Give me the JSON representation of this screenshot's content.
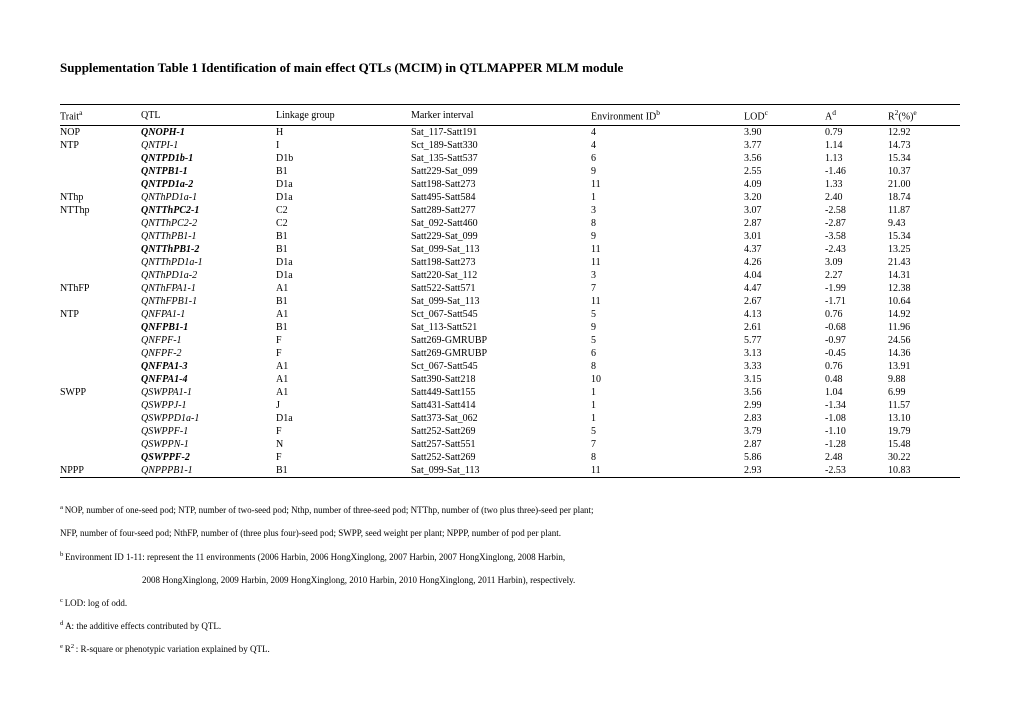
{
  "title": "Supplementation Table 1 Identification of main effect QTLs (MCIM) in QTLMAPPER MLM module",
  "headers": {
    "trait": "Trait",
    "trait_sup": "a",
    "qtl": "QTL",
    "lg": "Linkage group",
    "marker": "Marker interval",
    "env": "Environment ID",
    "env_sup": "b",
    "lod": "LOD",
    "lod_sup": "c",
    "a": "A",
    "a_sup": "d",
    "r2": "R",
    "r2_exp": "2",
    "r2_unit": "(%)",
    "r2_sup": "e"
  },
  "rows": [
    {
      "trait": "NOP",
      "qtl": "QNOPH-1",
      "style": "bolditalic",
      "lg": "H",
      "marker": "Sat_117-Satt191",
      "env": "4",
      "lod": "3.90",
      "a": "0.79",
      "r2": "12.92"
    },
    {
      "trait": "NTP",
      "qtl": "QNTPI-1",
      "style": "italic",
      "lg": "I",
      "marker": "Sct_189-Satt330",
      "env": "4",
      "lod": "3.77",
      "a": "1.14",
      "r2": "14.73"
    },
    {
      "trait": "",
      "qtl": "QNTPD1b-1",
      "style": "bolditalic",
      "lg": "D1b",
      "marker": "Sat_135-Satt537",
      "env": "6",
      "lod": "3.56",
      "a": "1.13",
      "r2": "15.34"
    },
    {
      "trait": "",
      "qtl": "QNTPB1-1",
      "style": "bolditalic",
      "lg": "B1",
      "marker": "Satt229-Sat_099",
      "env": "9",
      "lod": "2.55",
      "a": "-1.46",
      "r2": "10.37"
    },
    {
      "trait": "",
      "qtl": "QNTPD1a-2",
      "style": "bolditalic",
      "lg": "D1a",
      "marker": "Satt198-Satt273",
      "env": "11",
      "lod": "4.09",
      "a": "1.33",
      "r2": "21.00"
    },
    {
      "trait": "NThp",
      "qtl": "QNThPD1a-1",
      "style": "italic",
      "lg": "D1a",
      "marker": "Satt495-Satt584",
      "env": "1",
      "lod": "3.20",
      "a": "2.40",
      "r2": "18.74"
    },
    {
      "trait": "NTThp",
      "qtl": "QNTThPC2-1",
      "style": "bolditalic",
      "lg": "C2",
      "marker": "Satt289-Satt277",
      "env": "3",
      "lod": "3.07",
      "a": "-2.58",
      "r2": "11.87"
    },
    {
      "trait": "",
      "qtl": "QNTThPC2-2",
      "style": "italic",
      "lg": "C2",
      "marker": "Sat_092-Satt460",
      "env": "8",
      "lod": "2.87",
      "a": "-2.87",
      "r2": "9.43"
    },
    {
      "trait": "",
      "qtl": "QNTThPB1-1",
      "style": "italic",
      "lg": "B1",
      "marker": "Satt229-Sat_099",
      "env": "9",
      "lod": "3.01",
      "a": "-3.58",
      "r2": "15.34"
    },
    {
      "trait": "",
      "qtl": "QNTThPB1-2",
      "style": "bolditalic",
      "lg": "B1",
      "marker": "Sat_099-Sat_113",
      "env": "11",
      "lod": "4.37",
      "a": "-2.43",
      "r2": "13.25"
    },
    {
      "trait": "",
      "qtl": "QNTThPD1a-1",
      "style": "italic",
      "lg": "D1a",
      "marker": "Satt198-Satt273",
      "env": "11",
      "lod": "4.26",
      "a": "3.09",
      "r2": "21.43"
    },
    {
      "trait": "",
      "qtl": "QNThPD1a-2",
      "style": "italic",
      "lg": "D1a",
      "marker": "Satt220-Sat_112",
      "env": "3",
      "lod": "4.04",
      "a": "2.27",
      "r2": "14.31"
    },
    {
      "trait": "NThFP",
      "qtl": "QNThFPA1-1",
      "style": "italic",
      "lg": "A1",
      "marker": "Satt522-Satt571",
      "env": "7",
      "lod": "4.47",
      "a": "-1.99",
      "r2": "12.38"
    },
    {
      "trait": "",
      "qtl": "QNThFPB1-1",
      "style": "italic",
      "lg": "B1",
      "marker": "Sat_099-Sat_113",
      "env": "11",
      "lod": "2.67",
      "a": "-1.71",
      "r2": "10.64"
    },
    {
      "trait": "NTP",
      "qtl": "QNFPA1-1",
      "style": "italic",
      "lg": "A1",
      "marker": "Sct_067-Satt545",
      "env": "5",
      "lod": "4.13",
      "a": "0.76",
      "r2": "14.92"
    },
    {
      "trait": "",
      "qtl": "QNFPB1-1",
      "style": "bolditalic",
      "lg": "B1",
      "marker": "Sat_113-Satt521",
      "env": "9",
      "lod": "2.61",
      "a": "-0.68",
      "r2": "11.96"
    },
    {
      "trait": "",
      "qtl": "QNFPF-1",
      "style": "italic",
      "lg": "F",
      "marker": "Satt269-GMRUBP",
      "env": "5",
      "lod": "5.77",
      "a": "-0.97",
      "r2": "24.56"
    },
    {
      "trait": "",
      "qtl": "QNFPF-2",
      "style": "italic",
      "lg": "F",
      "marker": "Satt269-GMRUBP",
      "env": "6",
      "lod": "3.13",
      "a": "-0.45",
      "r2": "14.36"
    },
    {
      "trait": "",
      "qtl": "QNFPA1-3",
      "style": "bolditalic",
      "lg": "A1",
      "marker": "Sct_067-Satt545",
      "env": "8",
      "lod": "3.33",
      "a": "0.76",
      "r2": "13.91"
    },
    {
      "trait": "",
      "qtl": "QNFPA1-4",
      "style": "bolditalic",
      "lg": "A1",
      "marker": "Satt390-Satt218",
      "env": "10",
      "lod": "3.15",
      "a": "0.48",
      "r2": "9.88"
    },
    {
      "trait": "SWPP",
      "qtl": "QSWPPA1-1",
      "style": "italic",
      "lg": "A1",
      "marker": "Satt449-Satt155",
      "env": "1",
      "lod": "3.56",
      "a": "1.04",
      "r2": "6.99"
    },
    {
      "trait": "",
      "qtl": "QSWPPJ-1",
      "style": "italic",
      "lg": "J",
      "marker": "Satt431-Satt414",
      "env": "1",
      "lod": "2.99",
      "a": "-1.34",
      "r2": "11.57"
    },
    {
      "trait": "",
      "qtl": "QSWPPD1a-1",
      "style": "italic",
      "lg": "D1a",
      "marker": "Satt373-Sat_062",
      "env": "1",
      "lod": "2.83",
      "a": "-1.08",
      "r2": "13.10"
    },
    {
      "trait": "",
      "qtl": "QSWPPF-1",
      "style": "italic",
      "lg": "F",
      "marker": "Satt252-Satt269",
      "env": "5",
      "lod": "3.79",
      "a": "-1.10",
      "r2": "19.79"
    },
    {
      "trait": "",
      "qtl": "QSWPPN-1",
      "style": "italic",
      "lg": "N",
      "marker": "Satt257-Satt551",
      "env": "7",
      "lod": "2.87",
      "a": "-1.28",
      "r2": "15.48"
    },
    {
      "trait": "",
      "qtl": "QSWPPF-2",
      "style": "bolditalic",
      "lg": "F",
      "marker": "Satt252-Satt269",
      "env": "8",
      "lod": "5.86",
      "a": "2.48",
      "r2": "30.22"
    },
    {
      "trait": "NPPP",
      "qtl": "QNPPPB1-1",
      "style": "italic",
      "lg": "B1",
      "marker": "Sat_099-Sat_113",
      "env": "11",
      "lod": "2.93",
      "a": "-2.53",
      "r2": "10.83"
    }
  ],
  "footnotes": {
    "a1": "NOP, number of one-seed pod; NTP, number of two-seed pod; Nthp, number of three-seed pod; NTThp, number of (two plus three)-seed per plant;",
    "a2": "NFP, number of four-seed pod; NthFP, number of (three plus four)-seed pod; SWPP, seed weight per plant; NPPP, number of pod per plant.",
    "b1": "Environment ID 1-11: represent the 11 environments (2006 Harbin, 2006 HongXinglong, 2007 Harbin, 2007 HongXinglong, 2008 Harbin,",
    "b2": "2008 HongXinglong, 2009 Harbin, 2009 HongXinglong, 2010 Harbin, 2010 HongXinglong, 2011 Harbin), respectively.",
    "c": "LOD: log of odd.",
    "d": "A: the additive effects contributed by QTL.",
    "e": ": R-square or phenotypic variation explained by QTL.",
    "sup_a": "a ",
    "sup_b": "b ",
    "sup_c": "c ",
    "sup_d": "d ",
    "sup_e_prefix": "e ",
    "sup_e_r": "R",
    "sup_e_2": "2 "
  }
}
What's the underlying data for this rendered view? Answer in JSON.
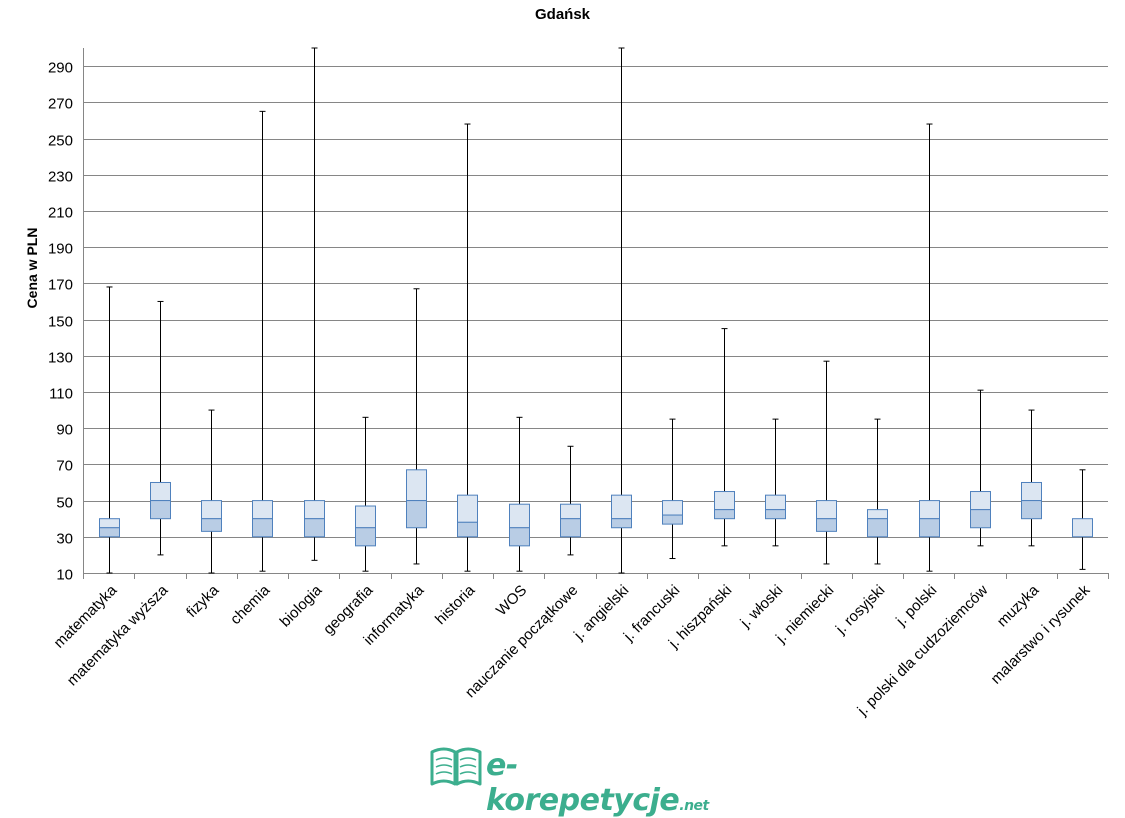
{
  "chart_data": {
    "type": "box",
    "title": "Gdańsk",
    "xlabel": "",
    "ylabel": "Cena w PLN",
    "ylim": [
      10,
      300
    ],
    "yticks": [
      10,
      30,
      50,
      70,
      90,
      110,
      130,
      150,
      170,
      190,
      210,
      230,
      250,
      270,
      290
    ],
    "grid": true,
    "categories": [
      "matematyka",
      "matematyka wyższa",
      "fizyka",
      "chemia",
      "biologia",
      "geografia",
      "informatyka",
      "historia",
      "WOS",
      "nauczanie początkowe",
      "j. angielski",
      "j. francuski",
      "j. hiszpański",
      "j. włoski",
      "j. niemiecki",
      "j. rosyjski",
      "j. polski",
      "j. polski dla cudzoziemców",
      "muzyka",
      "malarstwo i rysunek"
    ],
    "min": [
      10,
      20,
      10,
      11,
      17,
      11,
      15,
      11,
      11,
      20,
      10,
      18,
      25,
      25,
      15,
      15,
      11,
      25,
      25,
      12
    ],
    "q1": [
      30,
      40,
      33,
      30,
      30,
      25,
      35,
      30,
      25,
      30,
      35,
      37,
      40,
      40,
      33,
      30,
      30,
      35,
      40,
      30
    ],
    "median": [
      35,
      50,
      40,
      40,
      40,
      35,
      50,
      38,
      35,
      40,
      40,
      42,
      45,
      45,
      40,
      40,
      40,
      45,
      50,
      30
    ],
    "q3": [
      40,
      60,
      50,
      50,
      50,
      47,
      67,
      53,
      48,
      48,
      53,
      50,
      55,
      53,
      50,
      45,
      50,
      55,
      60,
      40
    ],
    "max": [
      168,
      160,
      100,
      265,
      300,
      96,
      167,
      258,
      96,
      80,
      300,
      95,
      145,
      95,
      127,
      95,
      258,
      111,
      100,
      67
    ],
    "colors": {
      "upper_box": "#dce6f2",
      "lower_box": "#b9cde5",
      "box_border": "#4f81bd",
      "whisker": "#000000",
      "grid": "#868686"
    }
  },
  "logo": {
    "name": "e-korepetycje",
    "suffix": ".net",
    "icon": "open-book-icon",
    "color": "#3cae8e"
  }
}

####

◆ **PROBLEM REQUIREMENTS**: The answer is one number: how many lines of the material above contain "plus".

◆ **SOLUTION**: 2